## begin
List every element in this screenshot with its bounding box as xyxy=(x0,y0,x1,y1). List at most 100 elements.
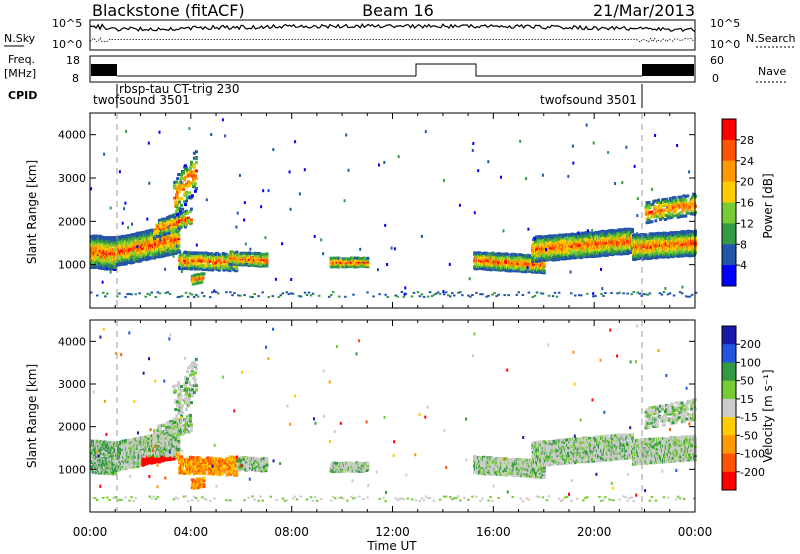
data-cell xyxy=(201,276,205,280)
data-cell xyxy=(196,295,200,298)
data-cell xyxy=(216,262,220,265)
data-cell xyxy=(93,265,97,269)
data-cell xyxy=(593,244,597,248)
data-cell xyxy=(542,241,546,245)
data-cell xyxy=(196,281,200,285)
data-cell xyxy=(386,296,389,298)
data-cell xyxy=(426,295,430,298)
data-cell xyxy=(161,219,165,223)
data-cell xyxy=(656,201,660,204)
data-cell xyxy=(664,197,668,201)
data-cell xyxy=(681,209,685,213)
data-cell xyxy=(547,294,551,297)
data-cell xyxy=(157,218,161,222)
data-cell xyxy=(509,255,513,259)
data-cell xyxy=(469,295,472,298)
data-cell xyxy=(151,237,155,241)
data-cell xyxy=(96,235,100,239)
data-cell xyxy=(126,293,129,296)
data-cell xyxy=(627,230,631,233)
data-cell xyxy=(194,293,198,296)
data-cell xyxy=(244,261,248,265)
data-cell xyxy=(170,225,174,229)
data-cell xyxy=(192,165,196,169)
data-cell xyxy=(552,247,556,251)
data-cell xyxy=(438,292,442,295)
data-cell xyxy=(688,244,692,248)
data-cell xyxy=(430,295,434,298)
data-cell xyxy=(420,293,424,296)
data-cell xyxy=(225,291,228,294)
data-cell xyxy=(622,292,625,295)
data-cell xyxy=(511,265,515,269)
data-cell xyxy=(645,207,649,211)
data-cell xyxy=(646,213,650,216)
data-cell xyxy=(253,293,256,295)
data-cell xyxy=(162,217,166,221)
data-cell xyxy=(265,260,269,264)
data-cell xyxy=(187,251,191,255)
data-cell xyxy=(235,269,239,273)
data-cell xyxy=(118,292,121,295)
data-cell xyxy=(187,216,190,220)
data-cell xyxy=(434,292,438,295)
data-cell xyxy=(256,264,260,268)
data-cell xyxy=(194,254,198,257)
data-cell xyxy=(537,258,541,262)
data-cell xyxy=(176,177,180,181)
data-cell xyxy=(690,212,694,216)
power-data-cells xyxy=(90,118,698,299)
data-cell xyxy=(193,261,197,265)
data-cell xyxy=(678,291,682,294)
data-cell xyxy=(199,262,203,266)
data-cell xyxy=(210,256,214,260)
data-cell xyxy=(677,204,681,207)
data-cell xyxy=(221,260,225,264)
data-cell xyxy=(178,185,182,189)
data-cell xyxy=(519,253,523,257)
data-cell xyxy=(432,293,436,296)
freq-tick-top: 18 xyxy=(66,54,80,67)
data-cell xyxy=(265,258,269,262)
data-cell xyxy=(115,250,119,254)
data-cell xyxy=(566,247,569,251)
data-cell xyxy=(684,202,688,206)
data-cell xyxy=(671,255,675,259)
data-cell xyxy=(198,279,202,282)
data-cell xyxy=(166,229,170,233)
data-cell xyxy=(555,295,559,298)
data-cell xyxy=(200,291,204,294)
data-cell xyxy=(176,224,180,227)
nsky-tick-top: 10^5 xyxy=(52,17,82,30)
data-cell xyxy=(205,264,209,268)
data-cell xyxy=(512,267,516,271)
data-cell xyxy=(480,259,484,263)
data-cell xyxy=(175,211,179,215)
data-cell xyxy=(678,242,682,246)
data-cell xyxy=(650,220,654,224)
data-cell xyxy=(566,233,569,237)
data-cell xyxy=(248,253,251,257)
data-cell xyxy=(178,189,182,193)
data-cell xyxy=(669,200,673,204)
data-cell xyxy=(662,200,665,204)
data-cell xyxy=(651,212,655,216)
data-cell xyxy=(672,294,676,297)
data-cell xyxy=(186,251,189,255)
data-cell xyxy=(539,253,543,257)
data-cell xyxy=(180,173,184,177)
data-cell xyxy=(173,180,177,184)
data-cell xyxy=(660,212,664,216)
data-cell xyxy=(617,240,621,243)
data-cell xyxy=(364,261,368,265)
data-cell xyxy=(657,207,661,211)
data-cell xyxy=(362,259,366,263)
data-cell xyxy=(146,292,149,295)
data-cell xyxy=(311,292,315,295)
data-cell xyxy=(100,247,104,251)
data-cell xyxy=(586,292,589,295)
data-cell xyxy=(105,247,109,251)
data-cell xyxy=(669,208,673,212)
data-cell xyxy=(305,294,309,296)
data-cell xyxy=(497,264,501,268)
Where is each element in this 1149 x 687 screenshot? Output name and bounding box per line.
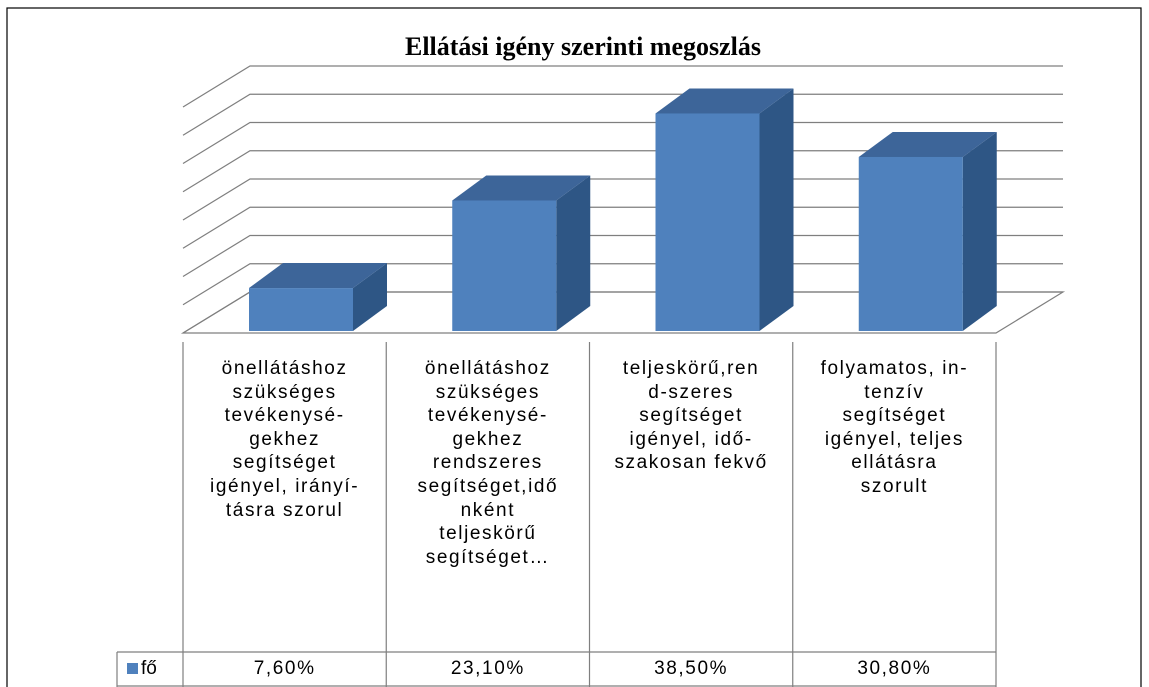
grid-line <box>182 93 1063 136</box>
x-tick-label: folyamatos, in- tenzív segítséget igénye… <box>820 358 969 497</box>
x-tick-label: önellátáshoz szükséges tevékenysé- gekhe… <box>417 358 559 568</box>
bar-top <box>452 175 591 201</box>
bar <box>858 156 963 331</box>
bar-top <box>249 263 387 289</box>
x-tick-label: önellátáshoz szükséges tevékenysé- gekhe… <box>210 358 360 521</box>
bar <box>249 288 353 331</box>
bar-top <box>655 88 794 114</box>
legend-label: fő <box>141 658 157 679</box>
x-tick-label: teljeskörű,ren d-szeres segítséget igény… <box>614 358 768 474</box>
bar <box>452 200 557 331</box>
data-label: 7,60% <box>254 658 316 679</box>
bar-side <box>759 88 794 331</box>
bar-side <box>353 263 387 331</box>
bar-side <box>556 175 591 331</box>
data-label: 23,10% <box>451 658 525 679</box>
data-label: 30,80% <box>857 658 931 679</box>
legend-swatch <box>127 663 138 674</box>
grid-line <box>182 65 1063 108</box>
chart-frame <box>6 7 1142 687</box>
bar <box>655 113 760 331</box>
chart-title: Ellátási igény szerinti megoszlás <box>405 32 761 61</box>
bar-side <box>962 131 997 331</box>
data-label: 38,50% <box>654 658 728 679</box>
bar-top <box>858 131 997 157</box>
## end
How many lines of the material above contain the word "label"? Case counts, so match capitals and lowercase exactly. Reply with only the number.

● **RESULT FOR THIS EXERCISE**: 9